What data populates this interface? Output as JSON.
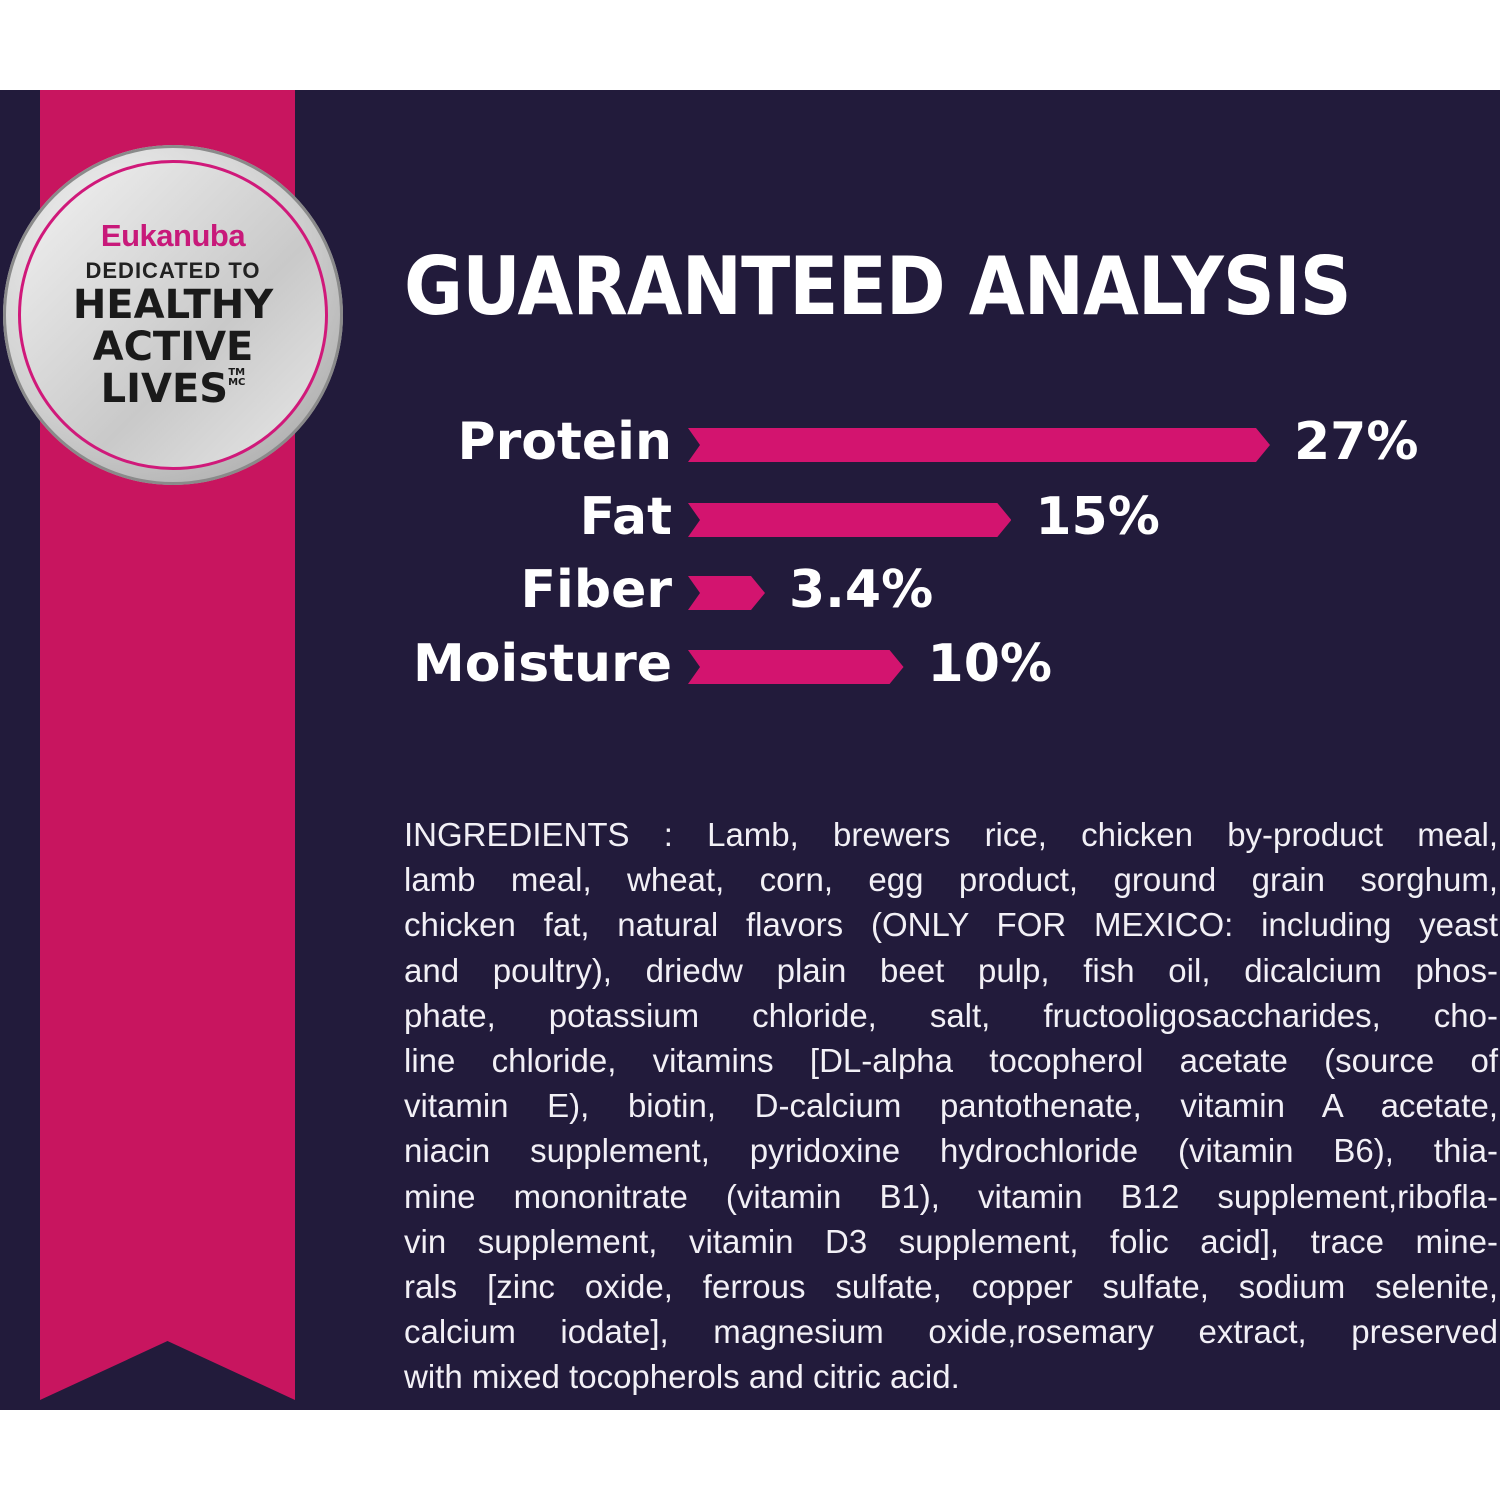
{
  "badge": {
    "brand": "Eukanuba",
    "line1": "DEDICATED TO",
    "line2": "HEALTHY",
    "line3": "ACTIVE",
    "line4": "LIVES",
    "tm": "TM",
    "mc": "MC"
  },
  "colors": {
    "background": "#221b3b",
    "accent": "#d3146f",
    "ribbon": "#c8155f"
  },
  "chart_data": {
    "type": "bar",
    "title": "GUARANTEED ANALYSIS",
    "orientation": "horizontal",
    "categories": [
      "Protein",
      "Fat",
      "Fiber",
      "Moisture"
    ],
    "values": [
      27,
      15,
      3.4,
      10
    ],
    "value_labels": [
      "27%",
      "15%",
      "3.4%",
      "10%"
    ],
    "grid": false
  },
  "ingredients": {
    "lines": [
      "INGREDIENTS : Lamb, brewers rice, chicken by-product meal,",
      "lamb meal, wheat, corn, egg product, ground grain sorghum,",
      "chicken fat, natural flavors (ONLY FOR MEXICO: including yeast",
      "and poultry), driedw plain beet pulp, fish oil, dicalcium phos-",
      "phate, potassium chloride, salt, fructooligosaccharides, cho-",
      "line chloride, vitamins [DL-alpha tocopherol acetate (source of",
      "vitamin E), biotin, D-calcium pantothenate, vitamin A acetate,",
      "niacin supplement, pyridoxine hydrochloride (vitamin B6), thia-",
      "mine mononitrate (vitamin B1), vitamin B12 supplement,ribofla-",
      "vin supplement, vitamin D3 supplement, folic acid], trace mine-",
      "rals [zinc oxide, ferrous sulfate, copper sulfate, sodium selenite,",
      "calcium iodate], magnesium oxide,rosemary extract, preserved",
      "with mixed tocopherols and citric acid."
    ]
  }
}
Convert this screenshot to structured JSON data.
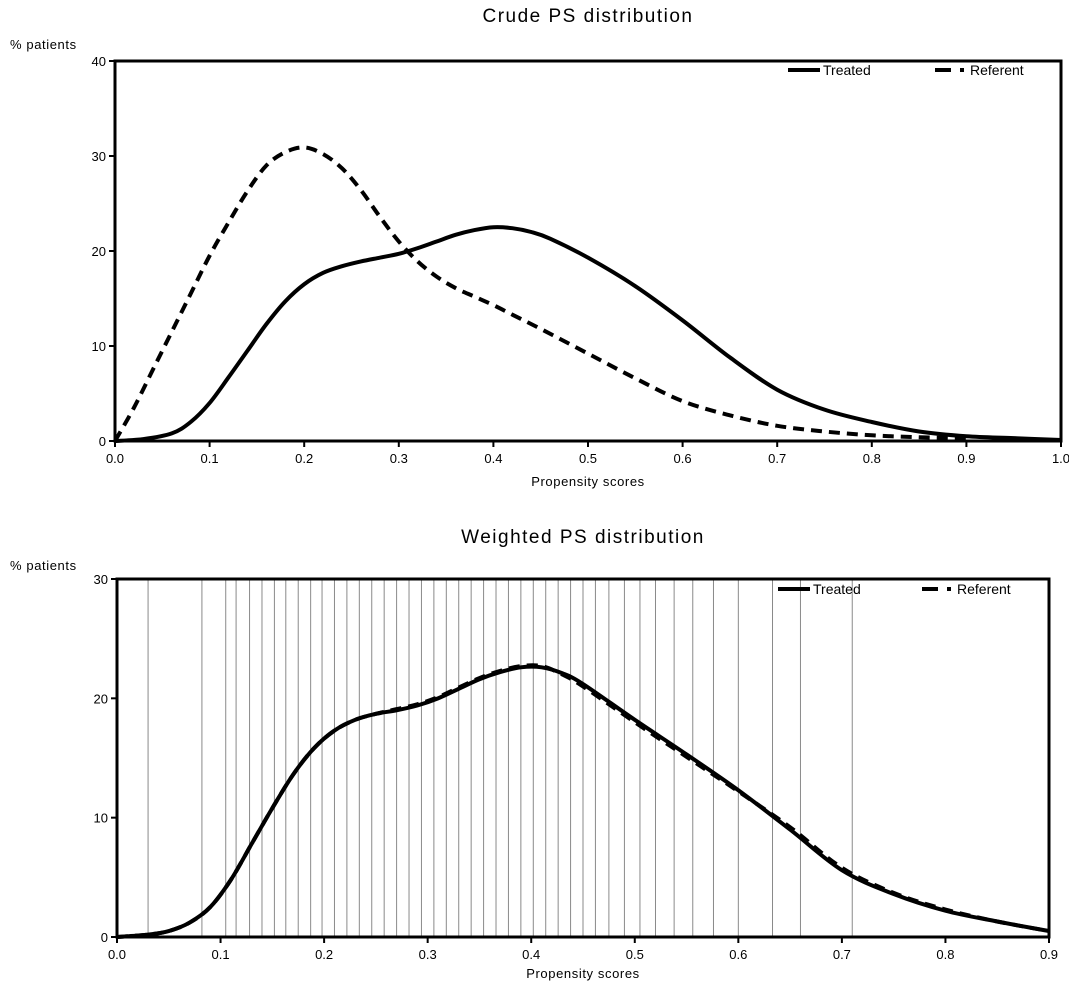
{
  "chart_data": [
    {
      "type": "line",
      "title": "Crude PS distribution",
      "xlabel": "Propensity scores",
      "ylabel": "% patients",
      "xlim": [
        0.0,
        1.0
      ],
      "ylim": [
        0,
        40
      ],
      "xticks": [
        "0.0",
        "0.1",
        "0.2",
        "0.3",
        "0.4",
        "0.5",
        "0.6",
        "0.7",
        "0.8",
        "0.9",
        "1.0"
      ],
      "yticks": [
        "0",
        "10",
        "20",
        "30",
        "40"
      ],
      "legend_position": "top-right",
      "grid": false,
      "series": [
        {
          "name": "Treated",
          "style": "solid",
          "x": [
            0.0,
            0.03,
            0.06,
            0.08,
            0.1,
            0.12,
            0.14,
            0.16,
            0.18,
            0.2,
            0.22,
            0.24,
            0.26,
            0.28,
            0.3,
            0.32,
            0.34,
            0.36,
            0.38,
            0.4,
            0.42,
            0.44,
            0.46,
            0.5,
            0.55,
            0.6,
            0.65,
            0.7,
            0.75,
            0.8,
            0.85,
            0.9,
            0.95,
            1.0
          ],
          "y": [
            0.0,
            0.2,
            0.8,
            2.0,
            4.0,
            6.7,
            9.5,
            12.3,
            14.7,
            16.5,
            17.7,
            18.4,
            18.9,
            19.3,
            19.7,
            20.3,
            21.0,
            21.7,
            22.2,
            22.5,
            22.4,
            22.0,
            21.3,
            19.3,
            16.3,
            12.7,
            8.8,
            5.4,
            3.3,
            2.0,
            1.0,
            0.5,
            0.3,
            0.1
          ]
        },
        {
          "name": "Referent",
          "style": "dashed",
          "x": [
            0.0,
            0.02,
            0.04,
            0.06,
            0.08,
            0.1,
            0.12,
            0.14,
            0.16,
            0.18,
            0.2,
            0.22,
            0.24,
            0.26,
            0.28,
            0.3,
            0.32,
            0.34,
            0.36,
            0.38,
            0.4,
            0.42,
            0.45,
            0.5,
            0.55,
            0.6,
            0.65,
            0.7,
            0.75,
            0.8,
            0.85,
            0.9
          ],
          "y": [
            0.0,
            3.5,
            7.5,
            11.5,
            15.5,
            19.5,
            23.0,
            26.3,
            29.0,
            30.4,
            30.9,
            30.2,
            28.7,
            26.4,
            23.6,
            21.0,
            18.9,
            17.3,
            16.1,
            15.2,
            14.3,
            13.3,
            11.8,
            9.2,
            6.6,
            4.2,
            2.7,
            1.6,
            1.0,
            0.6,
            0.4,
            0.3
          ]
        }
      ]
    },
    {
      "type": "line",
      "title": "Weighted PS distribution",
      "xlabel": "Propensity scores",
      "ylabel": "% patients",
      "xlim": [
        0.0,
        0.9
      ],
      "ylim": [
        0,
        30
      ],
      "xticks": [
        "0.0",
        "0.1",
        "0.2",
        "0.3",
        "0.4",
        "0.5",
        "0.6",
        "0.7",
        "0.8",
        "0.9"
      ],
      "yticks": [
        "0",
        "10",
        "20",
        "30"
      ],
      "legend_position": "top-right",
      "grid": false,
      "reference_lines_x": [
        0.03,
        0.082,
        0.105,
        0.115,
        0.128,
        0.14,
        0.152,
        0.163,
        0.175,
        0.187,
        0.198,
        0.21,
        0.222,
        0.234,
        0.246,
        0.258,
        0.27,
        0.282,
        0.294,
        0.306,
        0.318,
        0.33,
        0.342,
        0.354,
        0.366,
        0.378,
        0.39,
        0.402,
        0.414,
        0.426,
        0.438,
        0.45,
        0.462,
        0.475,
        0.49,
        0.505,
        0.52,
        0.538,
        0.556,
        0.576,
        0.6,
        0.633,
        0.66,
        0.71
      ],
      "series": [
        {
          "name": "Treated",
          "style": "solid",
          "x": [
            0.0,
            0.03,
            0.05,
            0.07,
            0.09,
            0.11,
            0.13,
            0.15,
            0.17,
            0.19,
            0.21,
            0.23,
            0.25,
            0.27,
            0.29,
            0.31,
            0.33,
            0.35,
            0.37,
            0.39,
            0.41,
            0.43,
            0.45,
            0.5,
            0.55,
            0.6,
            0.65,
            0.7,
            0.75,
            0.8,
            0.85,
            0.9
          ],
          "y": [
            0.0,
            0.2,
            0.5,
            1.2,
            2.5,
            4.8,
            7.8,
            10.8,
            13.6,
            15.8,
            17.3,
            18.2,
            18.7,
            19.0,
            19.4,
            20.0,
            20.8,
            21.6,
            22.2,
            22.6,
            22.6,
            22.1,
            21.2,
            18.2,
            15.3,
            12.3,
            9.0,
            5.6,
            3.6,
            2.2,
            1.3,
            0.5
          ]
        },
        {
          "name": "Referent",
          "style": "dashed",
          "x": [
            0.0,
            0.03,
            0.05,
            0.07,
            0.09,
            0.11,
            0.13,
            0.15,
            0.17,
            0.19,
            0.21,
            0.23,
            0.25,
            0.27,
            0.29,
            0.31,
            0.33,
            0.35,
            0.37,
            0.39,
            0.41,
            0.43,
            0.45,
            0.5,
            0.55,
            0.6,
            0.65,
            0.7,
            0.75,
            0.8,
            0.85,
            0.9
          ],
          "y": [
            0.0,
            0.2,
            0.5,
            1.2,
            2.5,
            4.8,
            7.8,
            10.8,
            13.6,
            15.8,
            17.3,
            18.2,
            18.7,
            19.1,
            19.5,
            20.1,
            20.9,
            21.7,
            22.3,
            22.7,
            22.7,
            22.0,
            21.0,
            18.0,
            15.1,
            12.2,
            9.2,
            5.8,
            3.7,
            2.3,
            1.3,
            0.5
          ]
        }
      ]
    }
  ]
}
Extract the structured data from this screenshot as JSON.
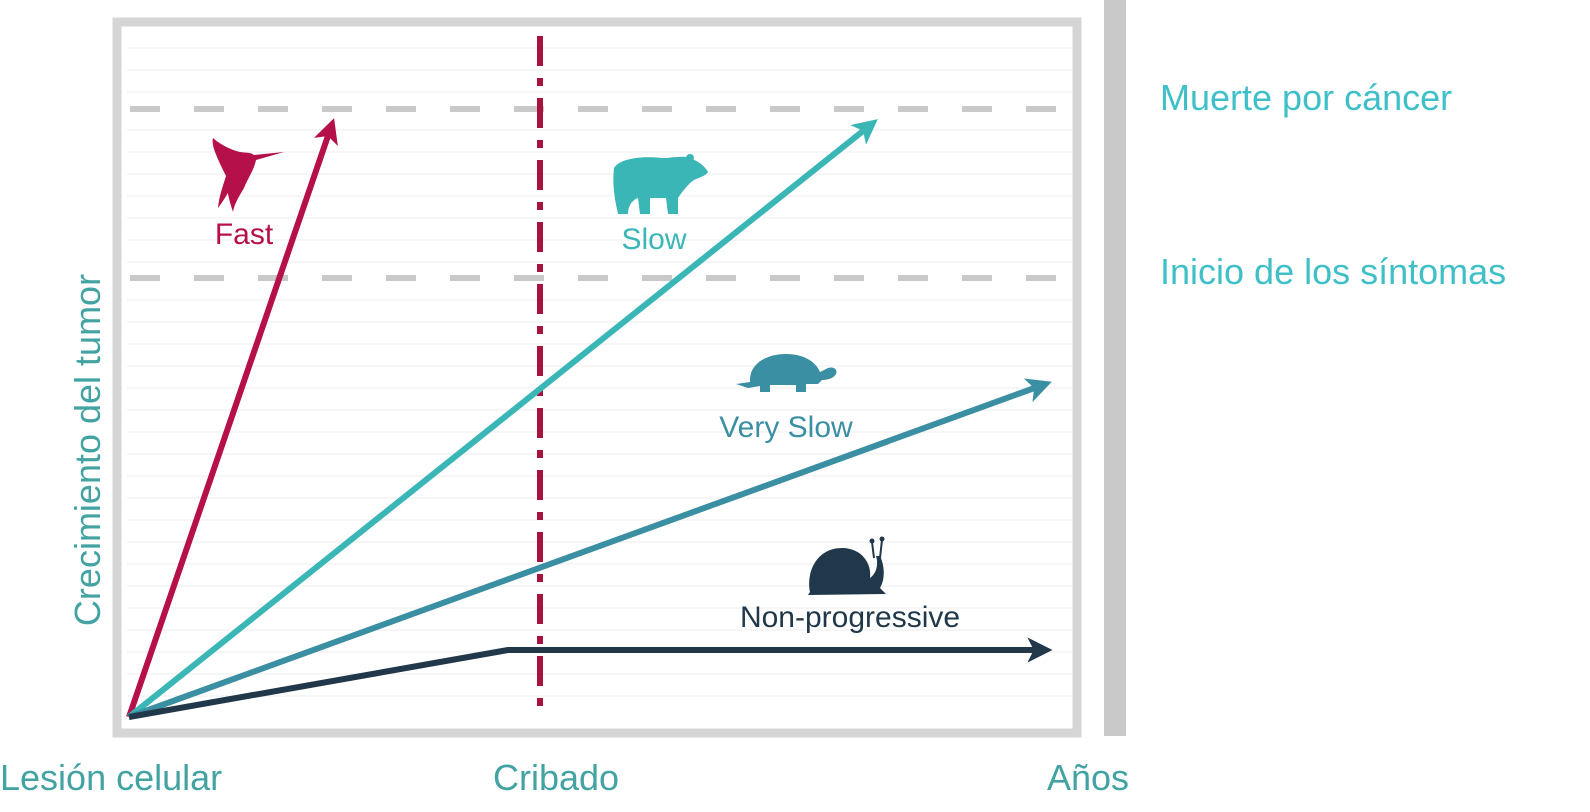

TASK DETAILS: Copy out the records exactly. Do not include the pictures.

RESPONSE:
What data populates this interface? Output as JSON.
{
  "badge": {
    "brand": "Eukanuba",
    "line1": "DEDICATED TO",
    "line2": "HEALTHY",
    "line3": "ACTIVE",
    "line4": "LIVES",
    "tm": "TM",
    "mc": "MC"
  },
  "colors": {
    "background": "#221b3b",
    "accent": "#d3146f",
    "ribbon": "#c8155f"
  },
  "chart_data": {
    "type": "bar",
    "title": "GUARANTEED ANALYSIS",
    "orientation": "horizontal",
    "categories": [
      "Protein",
      "Fat",
      "Fiber",
      "Moisture"
    ],
    "values": [
      27,
      15,
      3.4,
      10
    ],
    "value_labels": [
      "27%",
      "15%",
      "3.4%",
      "10%"
    ],
    "grid": false
  },
  "ingredients": {
    "lines": [
      "INGREDIENTS : Lamb, brewers rice, chicken by-product meal,",
      "lamb meal, wheat, corn, egg product, ground grain sorghum,",
      "chicken fat, natural flavors (ONLY FOR MEXICO: including yeast",
      "and poultry), driedw plain beet pulp, fish oil, dicalcium phos-",
      "phate, potassium chloride, salt, fructooligosaccharides, cho-",
      "line chloride, vitamins [DL-alpha tocopherol acetate (source of",
      "vitamin E), biotin, D-calcium pantothenate, vitamin A acetate,",
      "niacin supplement, pyridoxine hydrochloride (vitamin B6), thia-",
      "mine mononitrate (vitamin B1), vitamin B12 supplement,ribofla-",
      "vin supplement, vitamin D3 supplement, folic acid], trace mine-",
      "rals [zinc oxide, ferrous sulfate, copper sulfate, sodium selenite,",
      "calcium iodate], magnesium oxide,rosemary extract, preserved",
      "with mixed tocopherols and citric acid."
    ]
  }
}
Convert this screenshot to structured JSON data.
{
  "chart_data": [
    {
      "type": "line",
      "title": "Crude PS distribution",
      "xlabel": "Propensity scores",
      "ylabel": "% patients",
      "xlim": [
        0.0,
        1.0
      ],
      "ylim": [
        0,
        40
      ],
      "xticks": [
        "0.0",
        "0.1",
        "0.2",
        "0.3",
        "0.4",
        "0.5",
        "0.6",
        "0.7",
        "0.8",
        "0.9",
        "1.0"
      ],
      "yticks": [
        "0",
        "10",
        "20",
        "30",
        "40"
      ],
      "legend_position": "top-right",
      "grid": false,
      "series": [
        {
          "name": "Treated",
          "style": "solid",
          "x": [
            0.0,
            0.03,
            0.06,
            0.08,
            0.1,
            0.12,
            0.14,
            0.16,
            0.18,
            0.2,
            0.22,
            0.24,
            0.26,
            0.28,
            0.3,
            0.32,
            0.34,
            0.36,
            0.38,
            0.4,
            0.42,
            0.44,
            0.46,
            0.5,
            0.55,
            0.6,
            0.65,
            0.7,
            0.75,
            0.8,
            0.85,
            0.9,
            0.95,
            1.0
          ],
          "y": [
            0.0,
            0.2,
            0.8,
            2.0,
            4.0,
            6.7,
            9.5,
            12.3,
            14.7,
            16.5,
            17.7,
            18.4,
            18.9,
            19.3,
            19.7,
            20.3,
            21.0,
            21.7,
            22.2,
            22.5,
            22.4,
            22.0,
            21.3,
            19.3,
            16.3,
            12.7,
            8.8,
            5.4,
            3.3,
            2.0,
            1.0,
            0.5,
            0.3,
            0.1
          ]
        },
        {
          "name": "Referent",
          "style": "dashed",
          "x": [
            0.0,
            0.02,
            0.04,
            0.06,
            0.08,
            0.1,
            0.12,
            0.14,
            0.16,
            0.18,
            0.2,
            0.22,
            0.24,
            0.26,
            0.28,
            0.3,
            0.32,
            0.34,
            0.36,
            0.38,
            0.4,
            0.42,
            0.45,
            0.5,
            0.55,
            0.6,
            0.65,
            0.7,
            0.75,
            0.8,
            0.85,
            0.9
          ],
          "y": [
            0.0,
            3.5,
            7.5,
            11.5,
            15.5,
            19.5,
            23.0,
            26.3,
            29.0,
            30.4,
            30.9,
            30.2,
            28.7,
            26.4,
            23.6,
            21.0,
            18.9,
            17.3,
            16.1,
            15.2,
            14.3,
            13.3,
            11.8,
            9.2,
            6.6,
            4.2,
            2.7,
            1.6,
            1.0,
            0.6,
            0.4,
            0.3
          ]
        }
      ]
    },
    {
      "type": "line",
      "title": "Weighted PS distribution",
      "xlabel": "Propensity scores",
      "ylabel": "% patients",
      "xlim": [
        0.0,
        0.9
      ],
      "ylim": [
        0,
        30
      ],
      "xticks": [
        "0.0",
        "0.1",
        "0.2",
        "0.3",
        "0.4",
        "0.5",
        "0.6",
        "0.7",
        "0.8",
        "0.9"
      ],
      "yticks": [
        "0",
        "10",
        "20",
        "30"
      ],
      "legend_position": "top-right",
      "grid": false,
      "reference_lines_x": [
        0.03,
        0.082,
        0.105,
        0.115,
        0.128,
        0.14,
        0.152,
        0.163,
        0.175,
        0.187,
        0.198,
        0.21,
        0.222,
        0.234,
        0.246,
        0.258,
        0.27,
        0.282,
        0.294,
        0.306,
        0.318,
        0.33,
        0.342,
        0.354,
        0.366,
        0.378,
        0.39,
        0.402,
        0.414,
        0.426,
        0.438,
        0.45,
        0.462,
        0.475,
        0.49,
        0.505,
        0.52,
        0.538,
        0.556,
        0.576,
        0.6,
        0.633,
        0.66,
        0.71
      ],
      "series": [
        {
          "name": "Treated",
          "style": "solid",
          "x": [
            0.0,
            0.03,
            0.05,
            0.07,
            0.09,
            0.11,
            0.13,
            0.15,
            0.17,
            0.19,
            0.21,
            0.23,
            0.25,
            0.27,
            0.29,
            0.31,
            0.33,
            0.35,
            0.37,
            0.39,
            0.41,
            0.43,
            0.45,
            0.5,
            0.55,
            0.6,
            0.65,
            0.7,
            0.75,
            0.8,
            0.85,
            0.9
          ],
          "y": [
            0.0,
            0.2,
            0.5,
            1.2,
            2.5,
            4.8,
            7.8,
            10.8,
            13.6,
            15.8,
            17.3,
            18.2,
            18.7,
            19.0,
            19.4,
            20.0,
            20.8,
            21.6,
            22.2,
            22.6,
            22.6,
            22.1,
            21.2,
            18.2,
            15.3,
            12.3,
            9.0,
            5.6,
            3.6,
            2.2,
            1.3,
            0.5
          ]
        },
        {
          "name": "Referent",
          "style": "dashed",
          "x": [
            0.0,
            0.03,
            0.05,
            0.07,
            0.09,
            0.11,
            0.13,
            0.15,
            0.17,
            0.19,
            0.21,
            0.23,
            0.25,
            0.27,
            0.29,
            0.31,
            0.33,
            0.35,
            0.37,
            0.39,
            0.41,
            0.43,
            0.45,
            0.5,
            0.55,
            0.6,
            0.65,
            0.7,
            0.75,
            0.8,
            0.85,
            0.9
          ],
          "y": [
            0.0,
            0.2,
            0.5,
            1.2,
            2.5,
            4.8,
            7.8,
            10.8,
            13.6,
            15.8,
            17.3,
            18.2,
            18.7,
            19.1,
            19.5,
            20.1,
            20.9,
            21.7,
            22.3,
            22.7,
            22.7,
            22.0,
            21.0,
            18.0,
            15.1,
            12.2,
            9.2,
            5.8,
            3.7,
            2.3,
            1.3,
            0.5
          ]
        }
      ]
    }
  ]
}
Extract the structured data from this screenshot as JSON.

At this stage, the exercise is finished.